* [Work required]
Give only one thing: the number of lines that include the word "bytes".

* [Source data]
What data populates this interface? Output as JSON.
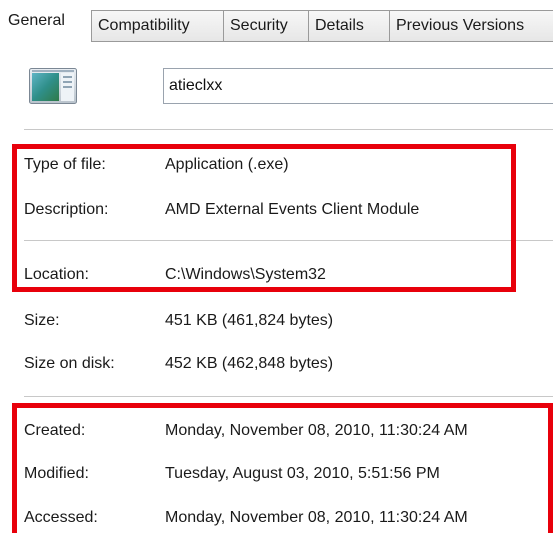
{
  "tabs": [
    {
      "label": "General",
      "active": true
    },
    {
      "label": "Compatibility",
      "active": false
    },
    {
      "label": "Security",
      "active": false
    },
    {
      "label": "Details",
      "active": false
    },
    {
      "label": "Previous Versions",
      "active": false
    }
  ],
  "file": {
    "icon": "application-window-icon",
    "name": "atieclxx"
  },
  "props": {
    "type": {
      "label": "Type of file:",
      "value": "Application (.exe)"
    },
    "description": {
      "label": "Description:",
      "value": "AMD External Events Client Module"
    },
    "location": {
      "label": "Location:",
      "value": "C:\\Windows\\System32"
    },
    "size": {
      "label": "Size:",
      "value": "451 KB (461,824 bytes)"
    },
    "size_on_disk": {
      "label": "Size on disk:",
      "value": "452 KB (462,848 bytes)"
    },
    "created": {
      "label": "Created:",
      "value": "Monday, November 08, 2010, 11:30:24 AM"
    },
    "modified": {
      "label": "Modified:",
      "value": "Tuesday, August 03, 2010, 5:51:56 PM"
    },
    "accessed": {
      "label": "Accessed:",
      "value": "Monday, November 08, 2010, 11:30:24 AM"
    }
  },
  "colors": {
    "highlight": "#e8000b",
    "separator": "#c8c8c8"
  }
}
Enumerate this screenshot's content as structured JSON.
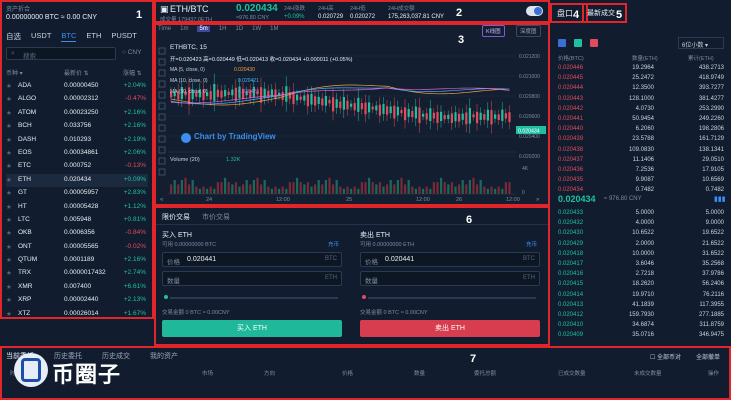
{
  "left": {
    "asset_label": "资产折合",
    "balance": "0.00000000 BTC ≈ 0.00 CNY",
    "tabs": [
      "自选",
      "USDT",
      "BTC",
      "ETH",
      "PUSDT"
    ],
    "search_placeholder": "搜索",
    "cny_label": "CNY",
    "headers": {
      "coin": "币种 ▾",
      "price": "最新价 ⇅",
      "change": "涨幅 ⇅"
    },
    "rows": [
      {
        "coin": "ADA",
        "price": "0.00000450",
        "change": "+2.04%",
        "up": true
      },
      {
        "coin": "ALGO",
        "price": "0.00002312",
        "change": "-0.47%",
        "up": false
      },
      {
        "coin": "ATOM",
        "price": "0.00023250",
        "change": "+2.16%",
        "up": true
      },
      {
        "coin": "BCH",
        "price": "0.033756",
        "change": "+2.16%",
        "up": true
      },
      {
        "coin": "DASH",
        "price": "0.010293",
        "change": "+2.19%",
        "up": true
      },
      {
        "coin": "EOS",
        "price": "0.00034861",
        "change": "+2.06%",
        "up": true
      },
      {
        "coin": "ETC",
        "price": "0.000752",
        "change": "-0.13%",
        "up": false
      },
      {
        "coin": "ETH",
        "price": "0.020434",
        "change": "+0.09%",
        "up": true
      },
      {
        "coin": "GT",
        "price": "0.00005957",
        "change": "+2.83%",
        "up": true
      },
      {
        "coin": "HT",
        "price": "0.00005428",
        "change": "+1.12%",
        "up": true
      },
      {
        "coin": "LTC",
        "price": "0.005948",
        "change": "+0.81%",
        "up": true
      },
      {
        "coin": "OKB",
        "price": "0.0006356",
        "change": "-0.84%",
        "up": false
      },
      {
        "coin": "ONT",
        "price": "0.00005565",
        "change": "-0.02%",
        "up": false
      },
      {
        "coin": "QTUM",
        "price": "0.0001189",
        "change": "+2.16%",
        "up": true
      },
      {
        "coin": "TRX",
        "price": "0.0000017432",
        "change": "+2.74%",
        "up": true
      },
      {
        "coin": "XMR",
        "price": "0.007400",
        "change": "+6.61%",
        "up": true
      },
      {
        "coin": "XRP",
        "price": "0.00002440",
        "change": "+2.13%",
        "up": true
      },
      {
        "coin": "XTZ",
        "price": "0.00026014",
        "change": "+1.67%",
        "up": true
      }
    ]
  },
  "top": {
    "pair": "ETH/BTC",
    "last": "0.020434",
    "last_sub": "成交量 179437.0ETH",
    "cny": "≈976.80 CNY",
    "change_label": "24H涨跌",
    "change": "+0.09%",
    "high_label": "24H高",
    "high": "0.020729",
    "low_label": "24H低",
    "low": "0.020272",
    "vol_label": "24H成交额",
    "vol": "175,263,037.81 CNY"
  },
  "chart": {
    "toolbar": [
      "Time",
      "1m",
      "5m",
      "1H",
      "1D",
      "1W",
      "1M"
    ],
    "toolbar_active": "5m",
    "kline_tab": "K线图",
    "depth_tab": "深度图",
    "symbol": "ETHBTC, 15",
    "ohlc": "开=0.020423 高=0.020449 低=0.020413 收=0.020434 +0.000011 (+0.05%)",
    "ma1": "MA (5, close, 0)",
    "ma1v": "0.020430",
    "ma2": "MA (10, close, 0)",
    "ma2v": "0.020421",
    "ma3": "MA (30, close, 0)",
    "ma3v": "0.020422",
    "watermark": "Chart by TradingView",
    "volume_label": "Volume (20)",
    "volume_val": "1.32K",
    "y_ticks": [
      "0.021200",
      "0.021000",
      "0.020800",
      "0.020600",
      "0.020400",
      "0.020200"
    ],
    "current_tag": "0.020434",
    "vol_ticks": [
      "4K",
      "0"
    ],
    "x_ticks": [
      "24",
      "12:00",
      "25",
      "12:00",
      "26",
      "12:00"
    ],
    "nav_left": "«",
    "nav_right": "»"
  },
  "orderbook": {
    "tab_book": "盘口",
    "tab_trades": "最新成交",
    "decimals": "6位小数",
    "headers": {
      "price": "价格(BTC)",
      "qty": "数量(ETH)",
      "total": "累计(ETH)"
    },
    "asks": [
      {
        "p": "0.020446",
        "q": "19.2964",
        "t": "438.2713"
      },
      {
        "p": "0.020445",
        "q": "25.2472",
        "t": "418.9749"
      },
      {
        "p": "0.020444",
        "q": "12.3500",
        "t": "393.7277"
      },
      {
        "p": "0.020443",
        "q": "128.1000",
        "t": "381.4277"
      },
      {
        "p": "0.020442",
        "q": "4.0730",
        "t": "253.2990"
      },
      {
        "p": "0.020441",
        "q": "50.9454",
        "t": "249.2260"
      },
      {
        "p": "0.020440",
        "q": "6.2060",
        "t": "198.2806"
      },
      {
        "p": "0.020439",
        "q": "23.5788",
        "t": "161.7129"
      },
      {
        "p": "0.020438",
        "q": "109.0830",
        "t": "138.1341"
      },
      {
        "p": "0.020437",
        "q": "11.1406",
        "t": "29.0510"
      },
      {
        "p": "0.020436",
        "q": "7.2536",
        "t": "17.9105"
      },
      {
        "p": "0.020435",
        "q": "9.9087",
        "t": "10.6569"
      },
      {
        "p": "0.020434",
        "q": "0.7482",
        "t": "0.7482"
      }
    ],
    "mid_price": "0.020434",
    "mid_cny": "≈ 976.80 CNY",
    "bids": [
      {
        "p": "0.020433",
        "q": "5.0000",
        "t": "5.0000"
      },
      {
        "p": "0.020432",
        "q": "4.0000",
        "t": "9.0000"
      },
      {
        "p": "0.020430",
        "q": "10.6522",
        "t": "19.6522"
      },
      {
        "p": "0.020429",
        "q": "2.0000",
        "t": "21.6522"
      },
      {
        "p": "0.020418",
        "q": "10.0000",
        "t": "31.6522"
      },
      {
        "p": "0.020417",
        "q": "3.6046",
        "t": "35.2568"
      },
      {
        "p": "0.020416",
        "q": "2.7218",
        "t": "37.9786"
      },
      {
        "p": "0.020415",
        "q": "18.2620",
        "t": "56.2406"
      },
      {
        "p": "0.020414",
        "q": "19.9710",
        "t": "76.2116"
      },
      {
        "p": "0.020413",
        "q": "41.1839",
        "t": "117.3955"
      },
      {
        "p": "0.020412",
        "q": "159.7930",
        "t": "277.1885"
      },
      {
        "p": "0.020410",
        "q": "34.6874",
        "t": "311.8759"
      },
      {
        "p": "0.020409",
        "q": "35.0716",
        "t": "346.9475"
      }
    ]
  },
  "trade": {
    "tab_limit": "限价交易",
    "tab_market": "市价交易",
    "buy_title": "买入 ETH",
    "buy_avail": "可用 0.00000000 BTC",
    "buy_deposit": "充币",
    "sell_title": "卖出 ETH",
    "sell_avail": "可用 0.00000000 ETH",
    "sell_deposit": "充币",
    "price_label": "价格",
    "qty_label": "数量",
    "buy_price": "0.020441",
    "sell_price": "0.020441",
    "unit_btc": "BTC",
    "unit_eth": "ETH",
    "buy_total": "交易金额 0 BTC ≈ 0.00CNY",
    "sell_total": "交易金额 0 BTC ≈ 0.00CNY",
    "buy_button": "买入 ETH",
    "sell_button": "卖出 ETH"
  },
  "bottom": {
    "tabs": [
      "当前委托",
      "历史委托",
      "历史成交",
      "我的资产"
    ],
    "all_pairs": "全部币对",
    "all_cancel": "全部撤单",
    "columns": [
      "时间",
      "市场",
      "方向",
      "价格",
      "数量",
      "委托总额",
      "已成交数量",
      "未成交数量",
      "操作"
    ],
    "logo_text": "币圈子"
  },
  "labels": [
    "1",
    "2",
    "3",
    "4",
    "5",
    "6",
    "7"
  ]
}
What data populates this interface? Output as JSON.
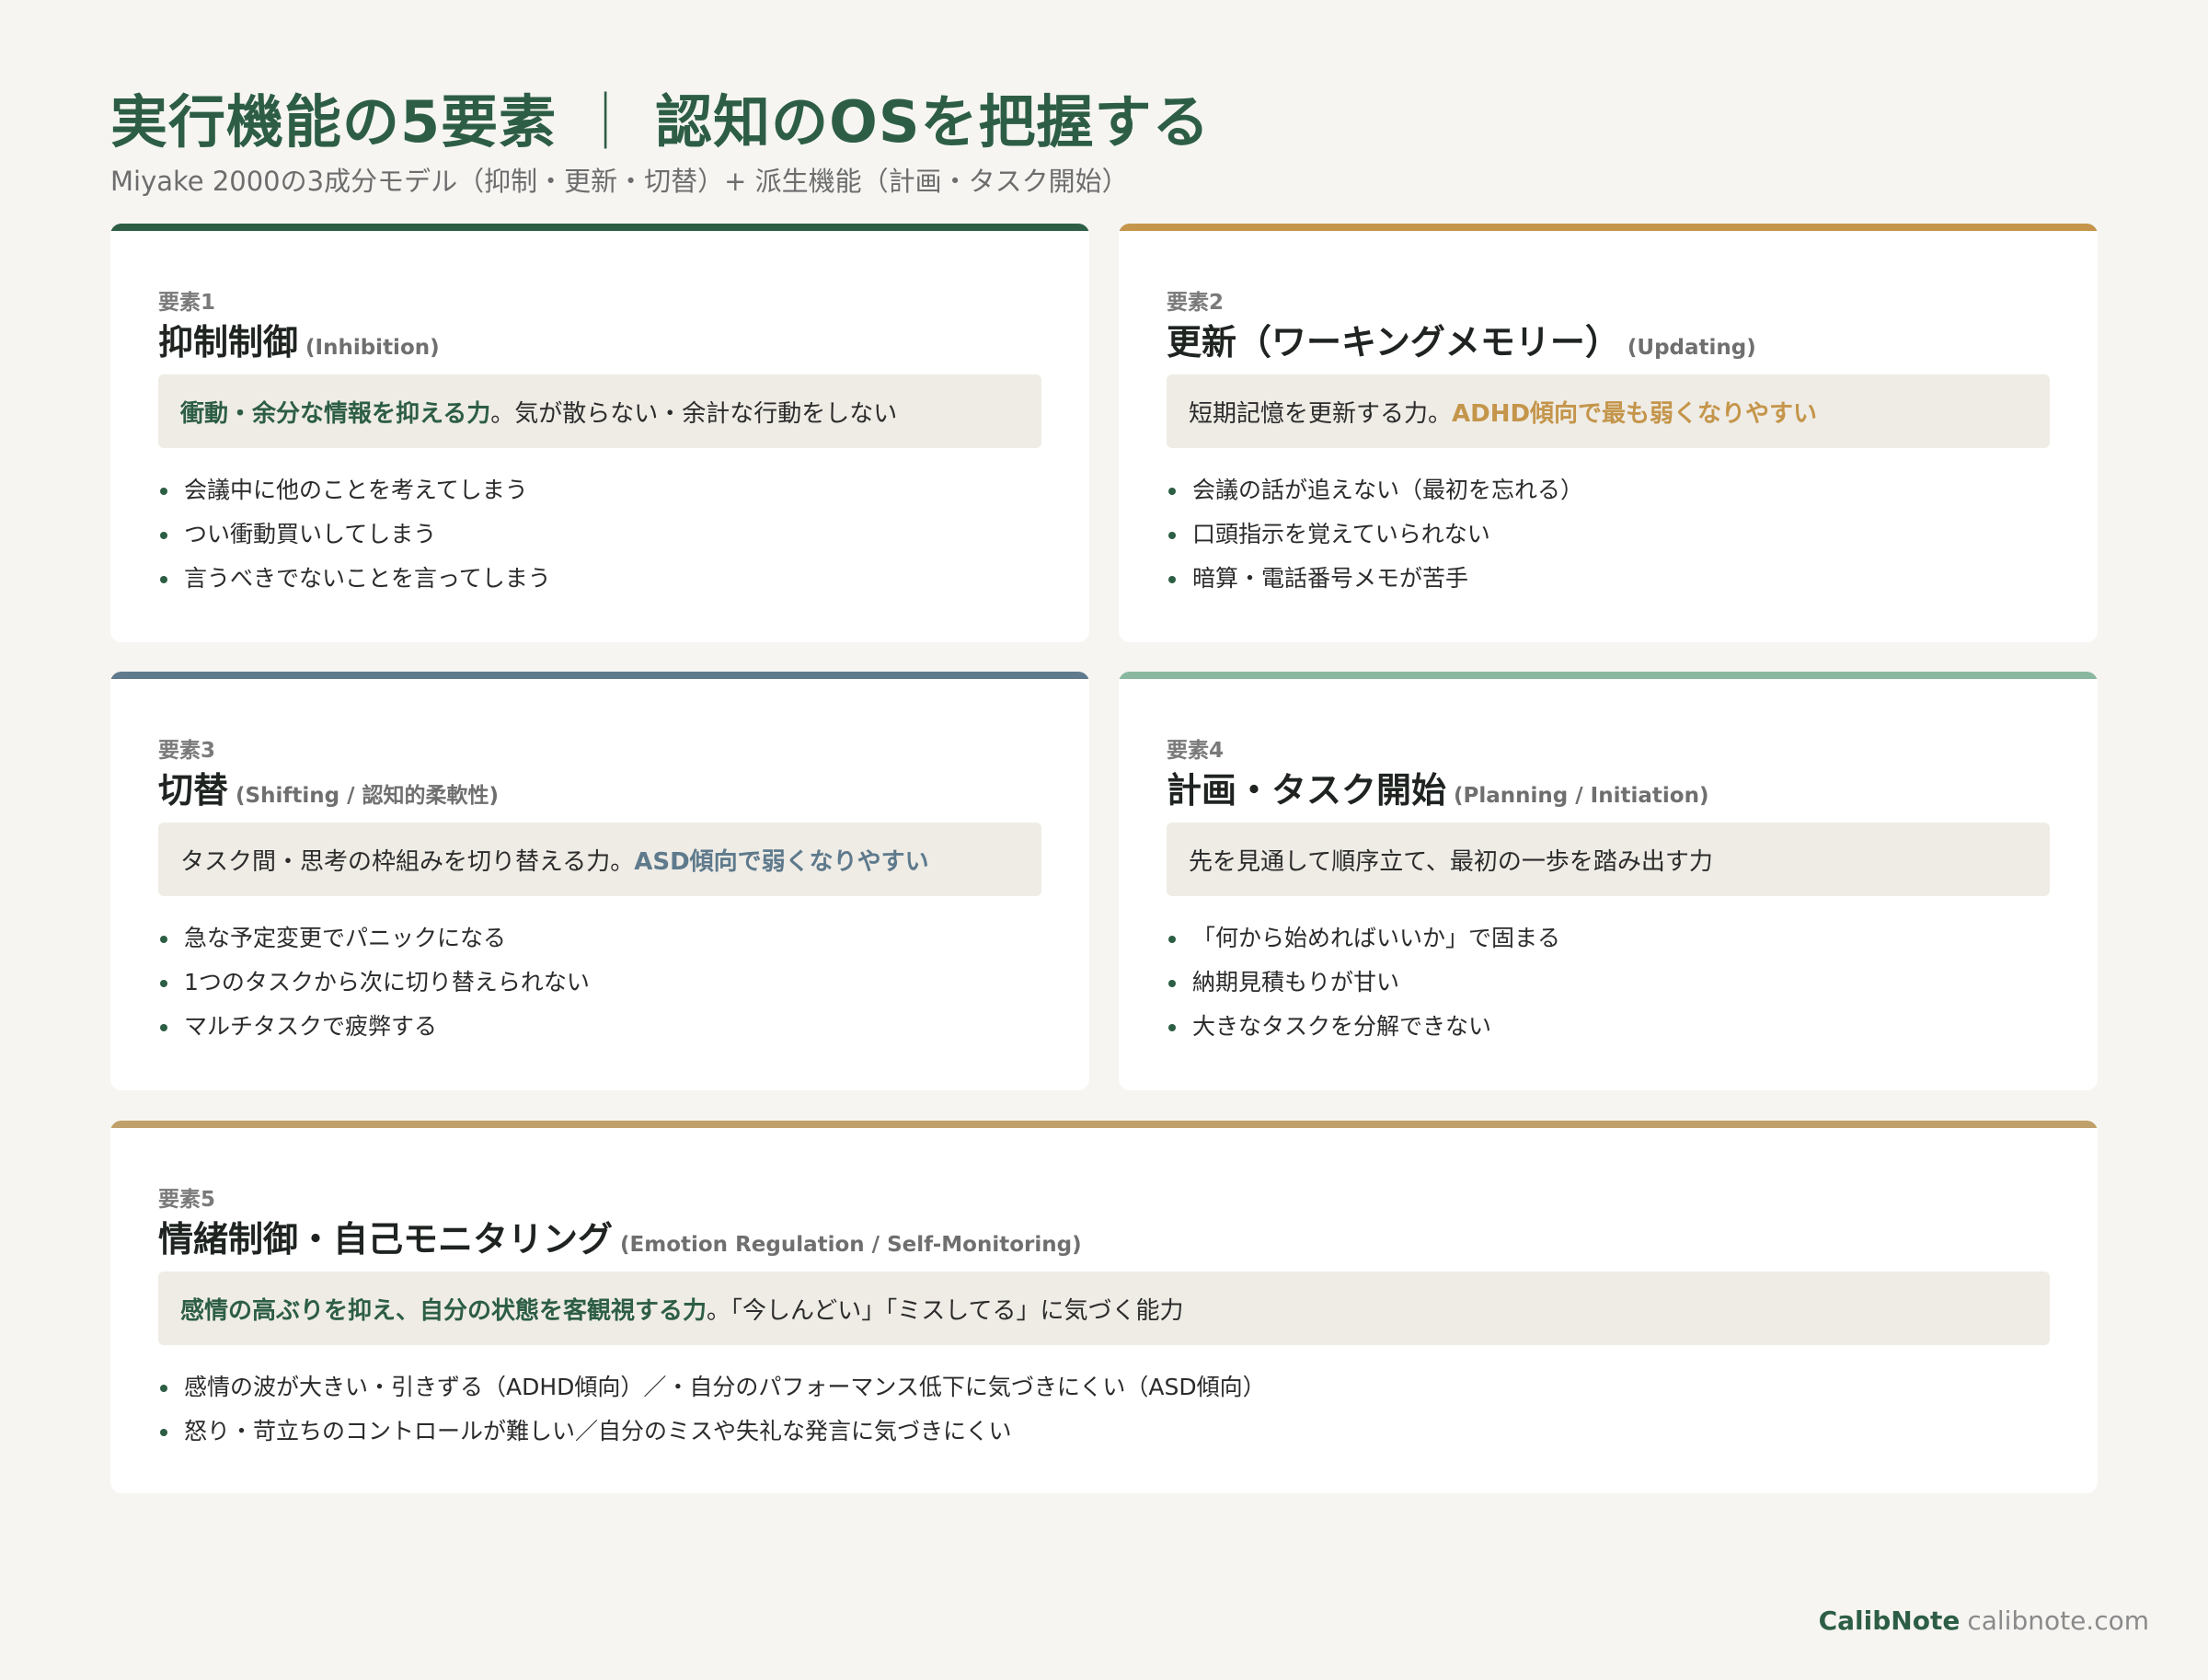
{
  "header": {
    "title_left": "実行機能の5要素",
    "title_sep": "｜",
    "title_right": "認知のOSを把握する",
    "subtitle": "Miyake 2000の3成分モデル（抑制・更新・切替）+ 派生機能（計画・タスク開始）"
  },
  "colors": {
    "green": "#2d5e45",
    "gold": "#c4954a",
    "slate": "#5e7a8c",
    "mint": "#8ab7a0",
    "tan": "#bfa06a",
    "summary_bg": "#efece6"
  },
  "cards": [
    {
      "eyebrow": "要素1",
      "title": "抑制制御",
      "en": "(Inhibition)",
      "summary_hl": "衝動・余分な情報を抑える力",
      "summary_rest": "。気が散らない・余計な行動をしない",
      "summary_pre": "",
      "bullets": [
        "会議中に他のことを考えてしまう",
        "つい衝動買いしてしまう",
        "言うべきでないことを言ってしまう"
      ]
    },
    {
      "eyebrow": "要素2",
      "title": "更新（ワーキングメモリー）",
      "en": "(Updating)",
      "summary_pre": "短期記憶を更新する力。",
      "summary_hl": "ADHD傾向で最も弱くなりやすい",
      "summary_rest": "",
      "bullets": [
        "会議の話が追えない（最初を忘れる）",
        "口頭指示を覚えていられない",
        "暗算・電話番号メモが苦手"
      ]
    },
    {
      "eyebrow": "要素3",
      "title": "切替",
      "en": "(Shifting / 認知的柔軟性)",
      "summary_pre": "タスク間・思考の枠組みを切り替える力。",
      "summary_hl": "ASD傾向で弱くなりやすい",
      "summary_rest": "",
      "bullets": [
        "急な予定変更でパニックになる",
        "1つのタスクから次に切り替えられない",
        "マルチタスクで疲弊する"
      ]
    },
    {
      "eyebrow": "要素4",
      "title": "計画・タスク開始",
      "en": "(Planning / Initiation)",
      "summary_pre": "先を見通して順序立て、最初の一歩を踏み出す力",
      "summary_hl": "",
      "summary_rest": "",
      "bullets": [
        "「何から始めればいいか」で固まる",
        "納期見積もりが甘い",
        "大きなタスクを分解できない"
      ]
    },
    {
      "eyebrow": "要素5",
      "title": "情緒制御・自己モニタリング",
      "en": "(Emotion Regulation / Self-Monitoring)",
      "summary_pre": "",
      "summary_hl": "感情の高ぶりを抑え、自分の状態を客観視する力",
      "summary_rest": "。「今しんどい」「ミスしてる」に気づく能力",
      "bullets": [
        "感情の波が大きい・引きずる（ADHD傾向）／・自分のパフォーマンス低下に気づきにくい（ASD傾向）",
        "怒り・苛立ちのコントロールが難しい／自分のミスや失礼な発言に気づきにくい"
      ]
    }
  ],
  "footer": {
    "brand": "CalibNote",
    "domain": "calibnote.com"
  }
}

* [Exercise solution]
2